* Set problem *
Gather up the lines with the word "this" in them.

= = = =

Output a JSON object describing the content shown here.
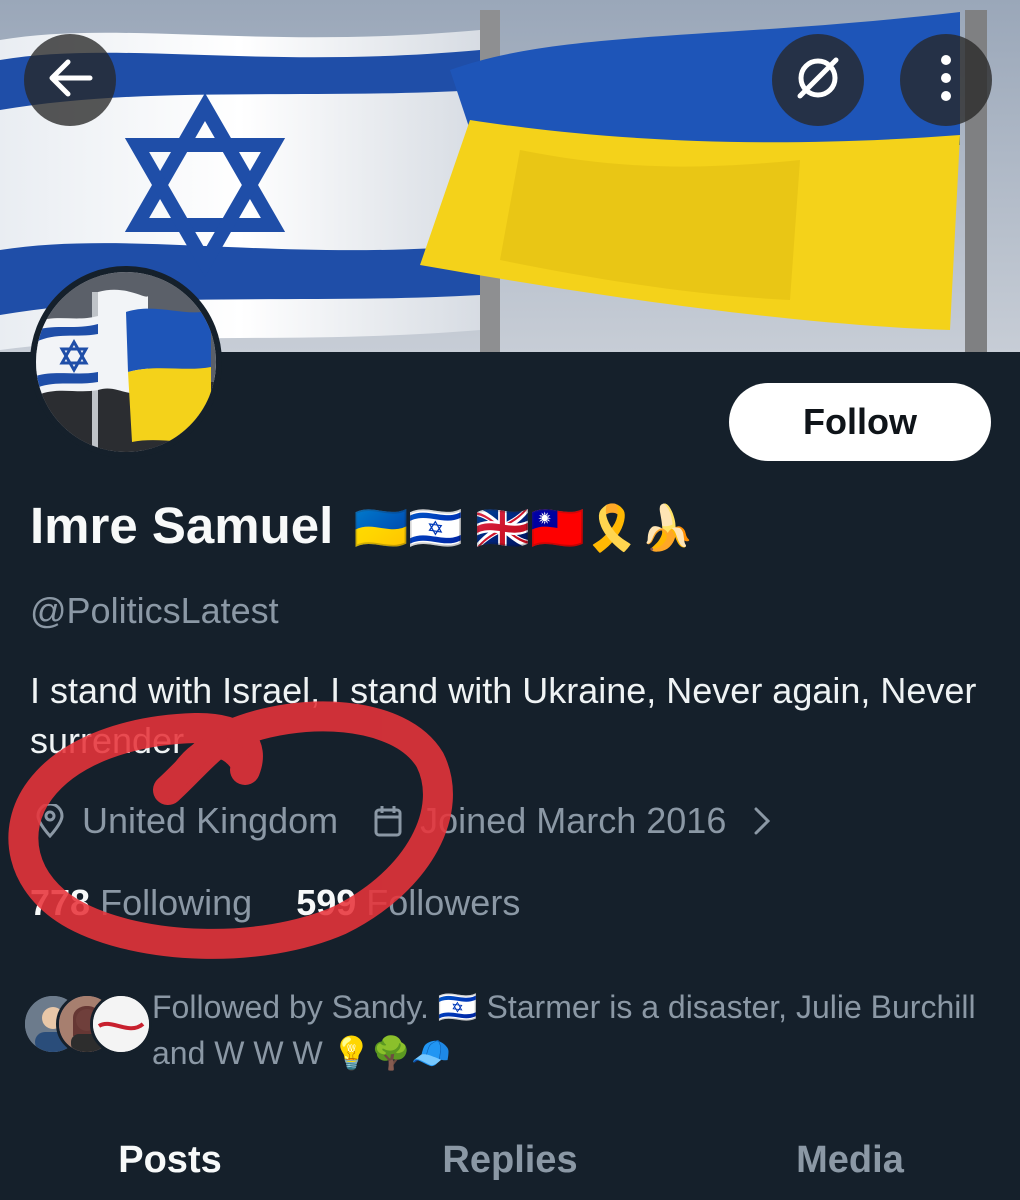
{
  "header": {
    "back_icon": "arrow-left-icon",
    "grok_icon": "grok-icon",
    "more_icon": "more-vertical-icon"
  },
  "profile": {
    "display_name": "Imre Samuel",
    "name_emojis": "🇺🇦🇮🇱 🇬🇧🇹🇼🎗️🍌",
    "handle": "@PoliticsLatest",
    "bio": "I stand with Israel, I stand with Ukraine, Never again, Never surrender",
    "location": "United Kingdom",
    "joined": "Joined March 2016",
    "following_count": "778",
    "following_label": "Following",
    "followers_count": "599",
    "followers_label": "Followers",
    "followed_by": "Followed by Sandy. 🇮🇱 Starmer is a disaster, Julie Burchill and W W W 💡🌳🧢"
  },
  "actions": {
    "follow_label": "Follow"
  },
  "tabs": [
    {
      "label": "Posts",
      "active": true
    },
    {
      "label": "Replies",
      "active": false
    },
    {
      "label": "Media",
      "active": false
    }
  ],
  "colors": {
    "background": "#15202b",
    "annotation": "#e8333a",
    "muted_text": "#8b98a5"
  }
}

= = = =

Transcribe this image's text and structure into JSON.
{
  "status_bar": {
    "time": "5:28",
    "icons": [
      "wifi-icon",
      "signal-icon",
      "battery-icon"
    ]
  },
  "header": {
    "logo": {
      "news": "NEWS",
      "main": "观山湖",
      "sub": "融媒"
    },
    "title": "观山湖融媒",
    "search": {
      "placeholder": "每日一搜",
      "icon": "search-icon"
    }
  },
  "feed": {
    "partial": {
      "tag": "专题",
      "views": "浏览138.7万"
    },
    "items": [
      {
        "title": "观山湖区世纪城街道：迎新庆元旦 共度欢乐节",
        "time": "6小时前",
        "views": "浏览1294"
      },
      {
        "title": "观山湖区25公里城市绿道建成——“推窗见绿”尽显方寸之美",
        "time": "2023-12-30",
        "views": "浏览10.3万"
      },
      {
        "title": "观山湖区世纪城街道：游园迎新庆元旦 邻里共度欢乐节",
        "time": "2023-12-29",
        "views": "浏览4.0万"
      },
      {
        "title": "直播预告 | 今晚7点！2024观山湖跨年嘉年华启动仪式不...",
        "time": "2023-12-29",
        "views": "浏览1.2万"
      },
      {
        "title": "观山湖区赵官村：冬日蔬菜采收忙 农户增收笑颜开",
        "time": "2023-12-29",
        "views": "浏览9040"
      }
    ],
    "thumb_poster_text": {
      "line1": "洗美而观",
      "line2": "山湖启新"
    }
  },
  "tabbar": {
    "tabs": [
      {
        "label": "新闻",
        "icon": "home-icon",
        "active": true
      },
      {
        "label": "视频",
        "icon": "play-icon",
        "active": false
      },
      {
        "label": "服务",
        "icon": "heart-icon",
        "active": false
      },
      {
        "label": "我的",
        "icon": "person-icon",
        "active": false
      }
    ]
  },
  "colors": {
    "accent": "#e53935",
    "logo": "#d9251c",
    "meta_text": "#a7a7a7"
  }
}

= = = =

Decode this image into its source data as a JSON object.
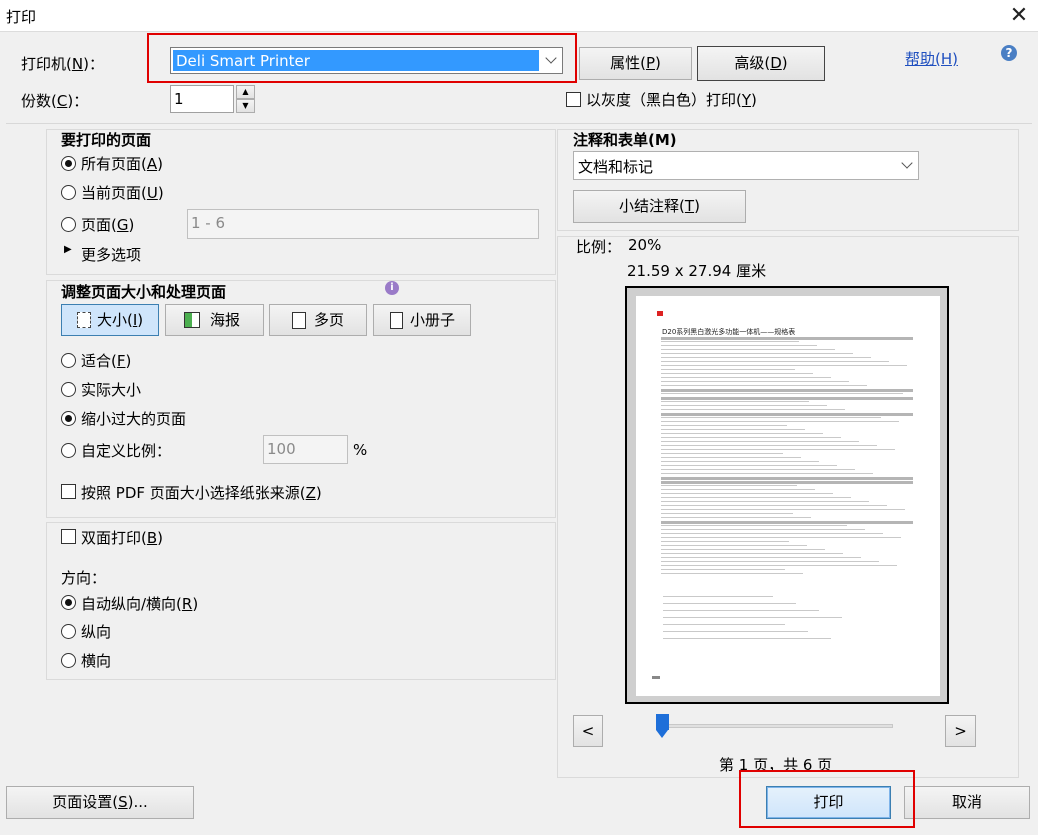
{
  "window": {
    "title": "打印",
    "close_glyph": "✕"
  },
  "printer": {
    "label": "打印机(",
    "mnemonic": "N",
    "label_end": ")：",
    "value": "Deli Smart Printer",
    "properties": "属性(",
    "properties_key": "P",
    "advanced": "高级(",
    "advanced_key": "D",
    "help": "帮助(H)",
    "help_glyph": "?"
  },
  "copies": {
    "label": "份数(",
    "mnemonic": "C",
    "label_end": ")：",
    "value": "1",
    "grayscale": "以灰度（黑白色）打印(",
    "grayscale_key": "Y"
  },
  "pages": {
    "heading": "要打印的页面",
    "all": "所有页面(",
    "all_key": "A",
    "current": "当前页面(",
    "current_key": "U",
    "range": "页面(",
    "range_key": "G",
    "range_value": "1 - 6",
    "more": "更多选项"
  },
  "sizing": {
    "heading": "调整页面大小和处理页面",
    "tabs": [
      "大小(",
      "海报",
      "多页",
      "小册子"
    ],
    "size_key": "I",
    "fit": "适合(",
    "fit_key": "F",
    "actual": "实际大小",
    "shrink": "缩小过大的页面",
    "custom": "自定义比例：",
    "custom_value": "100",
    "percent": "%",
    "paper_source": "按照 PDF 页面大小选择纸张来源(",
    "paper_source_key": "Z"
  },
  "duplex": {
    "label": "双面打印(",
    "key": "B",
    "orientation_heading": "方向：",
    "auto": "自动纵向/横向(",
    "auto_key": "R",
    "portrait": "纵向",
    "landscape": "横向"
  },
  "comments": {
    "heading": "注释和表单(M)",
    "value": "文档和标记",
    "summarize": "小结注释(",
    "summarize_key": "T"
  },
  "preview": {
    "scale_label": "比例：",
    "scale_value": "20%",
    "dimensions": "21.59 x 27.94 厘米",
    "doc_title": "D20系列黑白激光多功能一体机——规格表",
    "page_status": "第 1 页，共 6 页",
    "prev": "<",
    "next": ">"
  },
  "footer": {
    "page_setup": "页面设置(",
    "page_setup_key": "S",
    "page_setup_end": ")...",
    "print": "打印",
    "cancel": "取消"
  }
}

= = = =

* Completed task *
Transcribe this image's text and structure into JSON.
Decode this image into its source data as a JSON object.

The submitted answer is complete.